[Records from a data source]
========================

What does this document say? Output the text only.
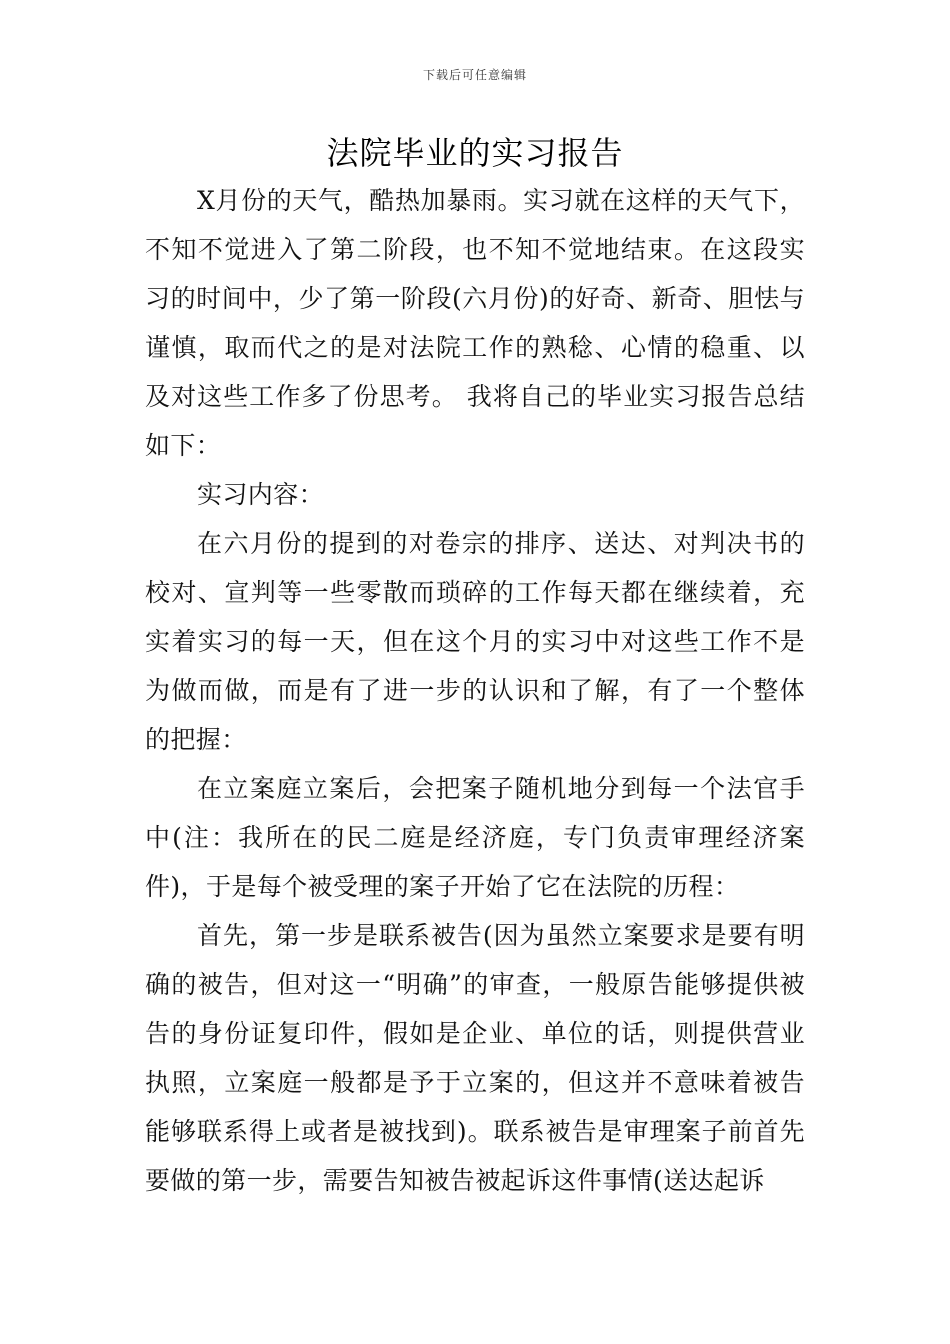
下载后可任意编辑
法院毕业的实习报告

X月份的天气，酷热加暴雨。实习就在这样的天气下，不知不觉进入了第二阶段，也不知不觉地结束。在这段实习的时间中，少了第一阶段(六月份)的好奇、新奇、胆怯与谨慎，取而代之的是对法院工作的熟稔、心情的稳重、以及对这些工作多了份思考。 我将自己的毕业实习报告总结如下：

实习内容：

在六月份的提到的对卷宗的排序、送达、对判决书的校对、宣判等一些零散而琐碎的工作每天都在继续着，充实着实习的每一天，但在这个月的实习中对这些工作不是为做而做，而是有了进一步的认识和了解，有了一个整体的把握：

在立案庭立案后，会把案子随机地分到每一个法官手中(注：我所在的民二庭是经济庭，专门负责审理经济案件)，于是每个被受理的案子开始了它在法院的历程：

首先，第一步是联系被告(因为虽然立案要求是要有明确的被告，但对这一“明确”的审查，一般原告能够提供被告的身份证复印件，假如是企业、单位的话，则提供营业执照，立案庭一般都是予于立案的，但这并不意味着被告能够联系得上或者是被找到)。联系被告是审理案子前首先要做的第一步，需要告知被告被起诉这件事情(送达起诉
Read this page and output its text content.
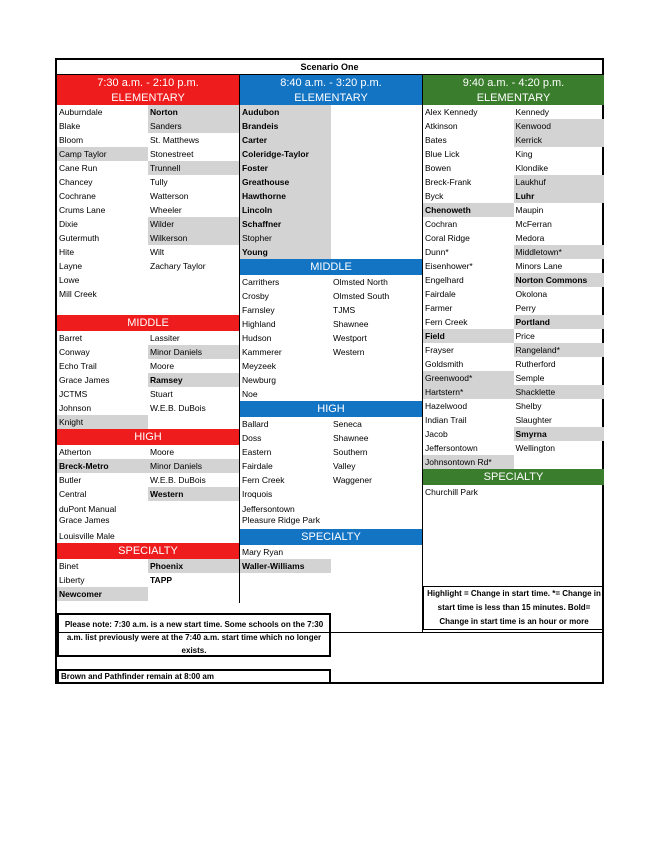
Scenario One
7:30 a.m. - 2:10 p.m.
ELEMENTARY
Auburndale	Norton
Blake	Sanders
Bloom	St. Matthews
Camp Taylor	Stonestreet
Cane Run	Trunnell
Chancey	Tully
Cochrane	Watterson
Crums Lane	Wheeler
Dixie	Wilder
Gutermuth	Wilkerson
Hite	Wilt
Layne	Zachary Taylor
Lowe
Mill Creek
MIDDLE
Barret	Lassiter
Conway	Minor Daniels
Echo Trail	Moore
Grace James	Ramsey
JCTMS	Stuart
Johnson	W.E.B. DuBois
Knight
HIGH
Atherton	Moore
Breck-Metro	Minor Daniels
Butler	W.E.B. DuBois
Central	Western
duPont Manual
Grace James
Louisville Male
SPECIALTY
Binet	Phoenix
Liberty	TAPP
Newcomer
8:40 a.m. - 3:20 p.m.
ELEMENTARY
Audubon
Brandeis
Carter
Coleridge-Taylor
Foster
Greathouse
Hawthorne
Lincoln
Schaffner
Stopher
Young
MIDDLE
Carrithers	Olmsted North
Crosby	Olmsted South
Farnsley	TJMS
Highland	Shawnee
Hudson	Westport
Kammerer	Western
Meyzeek
Newburg
Noe
HIGH
Ballard	Seneca
Doss	Shawnee
Eastern	Southern
Fairdale	Valley
Fern Creek	Waggener
Iroquois
Jeffersontown
Pleasure Ridge Park
SPECIALTY
Mary Ryan
Waller-Williams
9:40 a.m. - 4:20 p.m.
ELEMENTARY
Alex Kennedy	Kennedy
Atkinson	Kenwood
Bates	Kerrick
Blue Lick	King
Bowen	Klondike
Breck-Frank	Laukhuf
Byck	Luhr
Chenoweth	Maupin
Cochran	McFerran
Coral Ridge	Medora
Dunn*	Middletown*
Eisenhower*	Minors Lane
Engelhard	Norton Commons
Fairdale	Okolona
Farmer	Perry
Fern Creek	Portland
Field	Price
Frayser	Rangeland*
Goldsmith	Rutherford
Greenwood*	Semple
Hartstern*	Shacklette
Hazelwood	Shelby
Indian Trail	Slaughter
Jacob	Smyrna
Jeffersontown	Wellington
Johnsontown Rd*
SPECIALTY
Churchill Park
Highlight = Change in start time. *= Change in start time is less than 15 minutes. Bold= Change in start time is an hour or more
Please note: 7:30 a.m. is a new start time. Some schools on the 7:30 a.m. list previously were at the 7:40 a.m. start time which no longer exists.
Brown and Pathfinder remain at 8:00 am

========================

§ **Directive**:
Return the material exactly as given, apart from the pictures.

§ **Completed exercise**:
What does this document say? Output the text only.
下载后可任意编辑
法院毕业的实习报告

X月份的天气，酷热加暴雨。实习就在这样的天气下，不知不觉进入了第二阶段，也不知不觉地结束。在这段实习的时间中，少了第一阶段(六月份)的好奇、新奇、胆怯与谨慎，取而代之的是对法院工作的熟稔、心情的稳重、以及对这些工作多了份思考。 我将自己的毕业实习报告总结如下：

实习内容：

在六月份的提到的对卷宗的排序、送达、对判决书的校对、宣判等一些零散而琐碎的工作每天都在继续着，充实着实习的每一天，但在这个月的实习中对这些工作不是为做而做，而是有了进一步的认识和了解，有了一个整体的把握：

在立案庭立案后，会把案子随机地分到每一个法官手中(注：我所在的民二庭是经济庭，专门负责审理经济案件)，于是每个被受理的案子开始了它在法院的历程：

首先，第一步是联系被告(因为虽然立案要求是要有明确的被告，但对这一“明确”的审查，一般原告能够提供被告的身份证复印件，假如是企业、单位的话，则提供营业执照，立案庭一般都是予于立案的，但这并不意味着被告能够联系得上或者是被找到)。联系被告是审理案子前首先要做的第一步，需要告知被告被起诉这件事情(送达起诉
Read this page and output its text content.
Scenario One
7:30 a.m. - 2:10 p.m.
ELEMENTARY
Auburndale	Norton
Blake	Sanders
Bloom	St. Matthews
Camp Taylor	Stonestreet
Cane Run	Trunnell
Chancey	Tully
Cochrane	Watterson
Crums Lane	Wheeler
Dixie	Wilder
Gutermuth	Wilkerson
Hite	Wilt
Layne	Zachary Taylor
Lowe
Mill Creek
MIDDLE
Barret	Lassiter
Conway	Minor Daniels
Echo Trail	Moore
Grace James	Ramsey
JCTMS	Stuart
Johnson	W.E.B. DuBois
Knight
HIGH
Atherton	Moore
Breck-Metro	Minor Daniels
Butler	W.E.B. DuBois
Central	Western
duPont Manual
Grace James
Louisville Male
SPECIALTY
Binet	Phoenix
Liberty	TAPP
Newcomer
8:40 a.m. - 3:20 p.m.
ELEMENTARY
Audubon
Brandeis
Carter
Coleridge-Taylor
Foster
Greathouse
Hawthorne
Lincoln
Schaffner
Stopher
Young
MIDDLE
Carrithers	Olmsted North
Crosby	Olmsted South
Farnsley	TJMS
Highland	Shawnee
Hudson	Westport
Kammerer	Western
Meyzeek
Newburg
Noe
HIGH
Ballard	Seneca
Doss	Shawnee
Eastern	Southern
Fairdale	Valley
Fern Creek	Waggener
Iroquois
Jeffersontown
Pleasure Ridge Park
SPECIALTY
Mary Ryan
Waller-Williams
9:40 a.m. - 4:20 p.m.
ELEMENTARY
Alex Kennedy	Kennedy
Atkinson	Kenwood
Bates	Kerrick
Blue Lick	King
Bowen	Klondike
Breck-Frank	Laukhuf
Byck	Luhr
Chenoweth	Maupin
Cochran	McFerran
Coral Ridge	Medora
Dunn*	Middletown*
Eisenhower*	Minors Lane
Engelhard	Norton Commons
Fairdale	Okolona
Farmer	Perry
Fern Creek	Portland
Field	Price
Frayser	Rangeland*
Goldsmith	Rutherford
Greenwood*	Semple
Hartstern*	Shacklette
Hazelwood	Shelby
Indian Trail	Slaughter
Jacob	Smyrna
Jeffersontown	Wellington
Johnsontown Rd*
SPECIALTY
Churchill Park
Highlight = Change in start time. *= Change in start time is less than 15 minutes. Bold= Change in start time is an hour or more
Please note: 7:30 a.m. is a new start time. Some schools on the 7:30 a.m. list previously were at the 7:40 a.m. start time which no longer exists.
Brown and Pathfinder remain at 8:00 am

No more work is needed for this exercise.